In every line from the one containing "Pick out 17" down to the one containing "text: Dextrogiro <box>10 286 73 300</box>", switch "x-tick-label" to "x-axis-tick". Reproduce those lines with nothing else altered.

=======

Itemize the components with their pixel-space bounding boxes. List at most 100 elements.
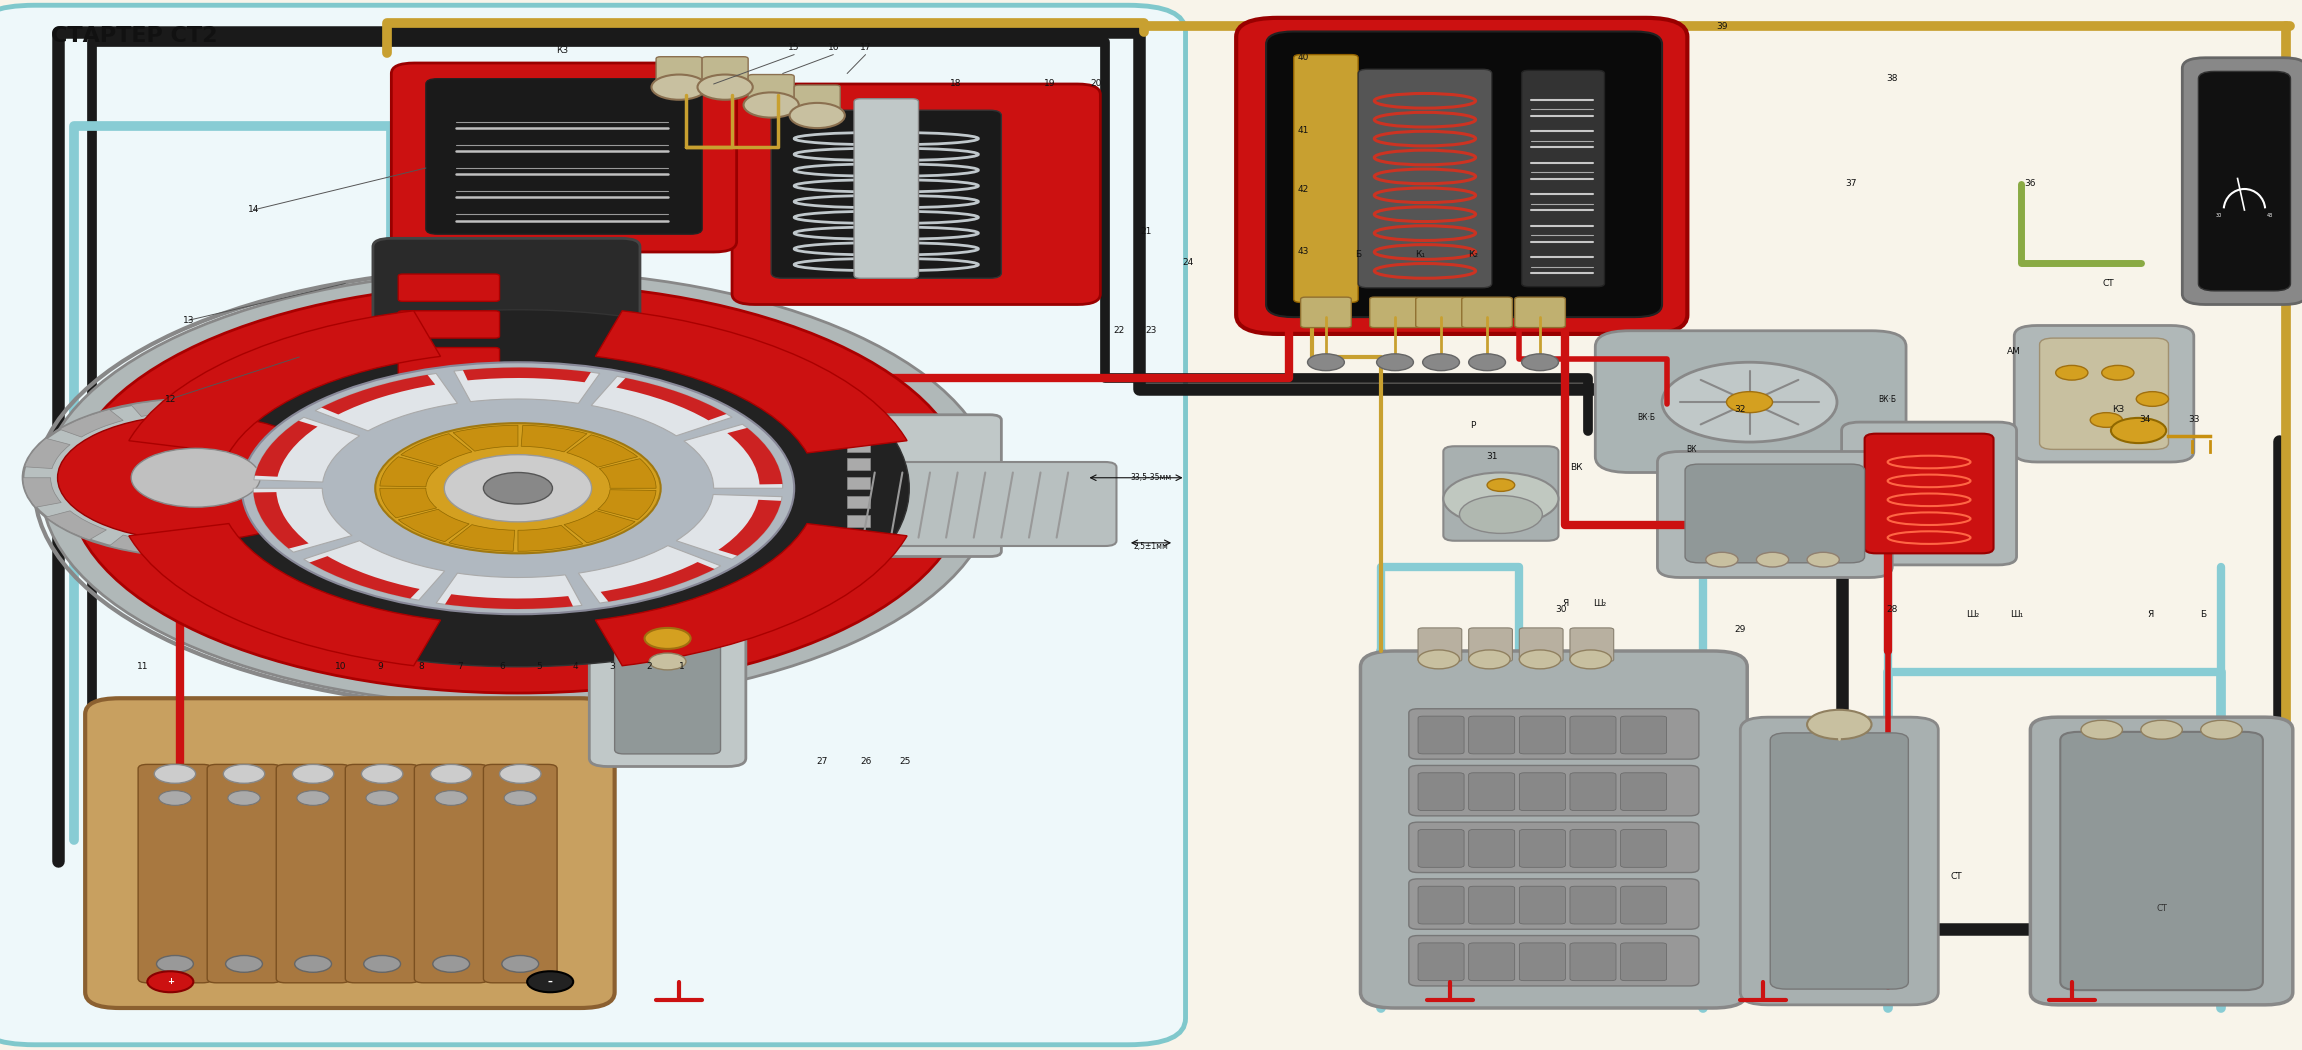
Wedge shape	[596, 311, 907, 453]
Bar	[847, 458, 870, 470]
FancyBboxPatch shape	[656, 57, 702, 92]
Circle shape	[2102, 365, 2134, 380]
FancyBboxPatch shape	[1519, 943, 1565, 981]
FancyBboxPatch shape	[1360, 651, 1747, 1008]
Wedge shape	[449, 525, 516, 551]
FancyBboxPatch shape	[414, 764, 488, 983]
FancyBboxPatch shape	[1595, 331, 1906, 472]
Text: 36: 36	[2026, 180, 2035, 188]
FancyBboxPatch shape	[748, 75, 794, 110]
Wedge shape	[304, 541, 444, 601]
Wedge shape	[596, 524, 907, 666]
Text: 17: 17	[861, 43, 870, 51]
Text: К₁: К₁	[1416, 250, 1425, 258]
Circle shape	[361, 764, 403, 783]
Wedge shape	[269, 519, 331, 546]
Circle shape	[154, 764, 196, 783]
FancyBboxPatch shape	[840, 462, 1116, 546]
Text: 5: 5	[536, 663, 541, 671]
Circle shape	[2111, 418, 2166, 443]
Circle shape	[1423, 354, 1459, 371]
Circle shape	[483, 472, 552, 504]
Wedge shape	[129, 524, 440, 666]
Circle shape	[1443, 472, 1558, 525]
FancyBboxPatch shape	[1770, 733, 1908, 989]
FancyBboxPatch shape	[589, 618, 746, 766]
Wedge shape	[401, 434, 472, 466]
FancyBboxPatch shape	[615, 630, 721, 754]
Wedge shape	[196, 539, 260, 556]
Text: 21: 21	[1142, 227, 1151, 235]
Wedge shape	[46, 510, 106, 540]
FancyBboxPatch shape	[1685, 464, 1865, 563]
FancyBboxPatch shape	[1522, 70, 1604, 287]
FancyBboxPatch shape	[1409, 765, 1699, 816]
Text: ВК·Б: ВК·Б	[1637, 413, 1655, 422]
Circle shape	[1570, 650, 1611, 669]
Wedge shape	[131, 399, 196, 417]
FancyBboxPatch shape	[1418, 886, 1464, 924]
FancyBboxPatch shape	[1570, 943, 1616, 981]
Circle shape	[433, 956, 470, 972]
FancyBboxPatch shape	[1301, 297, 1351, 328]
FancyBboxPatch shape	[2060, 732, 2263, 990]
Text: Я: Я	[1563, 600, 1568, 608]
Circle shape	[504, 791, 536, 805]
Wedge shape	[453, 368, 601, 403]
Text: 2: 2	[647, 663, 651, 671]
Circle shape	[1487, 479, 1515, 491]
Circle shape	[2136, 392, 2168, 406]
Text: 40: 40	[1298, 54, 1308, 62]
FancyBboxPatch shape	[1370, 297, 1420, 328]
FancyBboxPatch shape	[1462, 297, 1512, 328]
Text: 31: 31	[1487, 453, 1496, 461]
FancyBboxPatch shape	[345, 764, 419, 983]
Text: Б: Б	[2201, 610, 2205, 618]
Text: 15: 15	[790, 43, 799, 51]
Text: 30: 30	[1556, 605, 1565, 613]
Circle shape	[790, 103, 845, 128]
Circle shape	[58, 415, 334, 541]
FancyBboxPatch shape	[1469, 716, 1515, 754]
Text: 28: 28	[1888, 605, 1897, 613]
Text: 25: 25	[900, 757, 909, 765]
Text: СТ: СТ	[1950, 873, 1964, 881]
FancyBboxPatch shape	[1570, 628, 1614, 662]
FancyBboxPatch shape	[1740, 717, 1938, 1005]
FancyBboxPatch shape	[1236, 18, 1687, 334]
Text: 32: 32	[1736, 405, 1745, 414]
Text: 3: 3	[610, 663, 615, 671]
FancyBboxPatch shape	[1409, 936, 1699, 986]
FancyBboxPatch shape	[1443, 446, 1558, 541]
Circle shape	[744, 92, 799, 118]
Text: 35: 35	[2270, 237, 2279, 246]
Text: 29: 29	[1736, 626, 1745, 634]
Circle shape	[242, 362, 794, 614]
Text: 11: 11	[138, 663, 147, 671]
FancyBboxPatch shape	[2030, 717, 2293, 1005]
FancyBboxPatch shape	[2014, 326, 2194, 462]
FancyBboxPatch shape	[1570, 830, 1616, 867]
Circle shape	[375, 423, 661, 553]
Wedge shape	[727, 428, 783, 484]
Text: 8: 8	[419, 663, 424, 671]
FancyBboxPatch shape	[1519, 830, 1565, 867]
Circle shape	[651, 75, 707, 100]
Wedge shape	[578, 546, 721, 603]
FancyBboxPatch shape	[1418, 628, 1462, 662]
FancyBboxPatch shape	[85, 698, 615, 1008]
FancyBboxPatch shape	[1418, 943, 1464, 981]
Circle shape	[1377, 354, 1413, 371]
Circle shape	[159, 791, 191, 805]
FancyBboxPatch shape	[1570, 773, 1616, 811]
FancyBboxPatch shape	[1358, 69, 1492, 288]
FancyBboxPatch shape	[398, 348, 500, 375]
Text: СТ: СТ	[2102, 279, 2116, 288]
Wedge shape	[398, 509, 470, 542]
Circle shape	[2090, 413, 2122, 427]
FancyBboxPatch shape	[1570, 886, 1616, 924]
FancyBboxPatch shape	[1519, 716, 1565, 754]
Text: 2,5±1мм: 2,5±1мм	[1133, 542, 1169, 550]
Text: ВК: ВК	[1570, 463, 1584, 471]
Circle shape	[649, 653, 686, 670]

=======

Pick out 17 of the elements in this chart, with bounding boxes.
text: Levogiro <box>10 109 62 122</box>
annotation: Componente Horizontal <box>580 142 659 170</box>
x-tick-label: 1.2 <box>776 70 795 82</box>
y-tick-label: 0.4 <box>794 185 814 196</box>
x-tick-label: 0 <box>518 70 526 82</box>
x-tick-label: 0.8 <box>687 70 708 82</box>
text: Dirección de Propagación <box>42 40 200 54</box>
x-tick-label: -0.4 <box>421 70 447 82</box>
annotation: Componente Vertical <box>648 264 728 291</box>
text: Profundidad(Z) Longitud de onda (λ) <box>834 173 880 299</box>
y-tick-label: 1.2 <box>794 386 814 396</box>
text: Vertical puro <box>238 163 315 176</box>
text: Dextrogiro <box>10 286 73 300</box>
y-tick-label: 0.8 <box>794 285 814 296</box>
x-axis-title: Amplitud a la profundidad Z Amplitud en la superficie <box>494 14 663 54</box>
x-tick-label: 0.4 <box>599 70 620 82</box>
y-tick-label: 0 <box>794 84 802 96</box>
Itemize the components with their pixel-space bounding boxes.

=======

» **Solution to this problem**:
Pick out 17 of the elements in this chart, with bounding boxes.
text: Levogiro <box>10 109 62 122</box>
annotation: Componente Horizontal <box>580 142 659 170</box>
x-axis-tick: 1.2 <box>776 70 795 82</box>
y-tick-label: 0.4 <box>794 185 814 196</box>
x-axis-tick: 0 <box>518 70 526 82</box>
x-axis-tick: 0.8 <box>687 70 708 82</box>
text: Dirección de Propagación <box>42 40 200 54</box>
x-axis-tick: -0.4 <box>421 70 447 82</box>
annotation: Componente Vertical <box>648 264 728 291</box>
text: Profundidad(Z) Longitud de onda (λ) <box>834 173 880 299</box>
y-tick-label: 1.2 <box>794 386 814 396</box>
text: Vertical puro <box>238 163 315 176</box>
text: Dextrogiro <box>10 286 73 300</box>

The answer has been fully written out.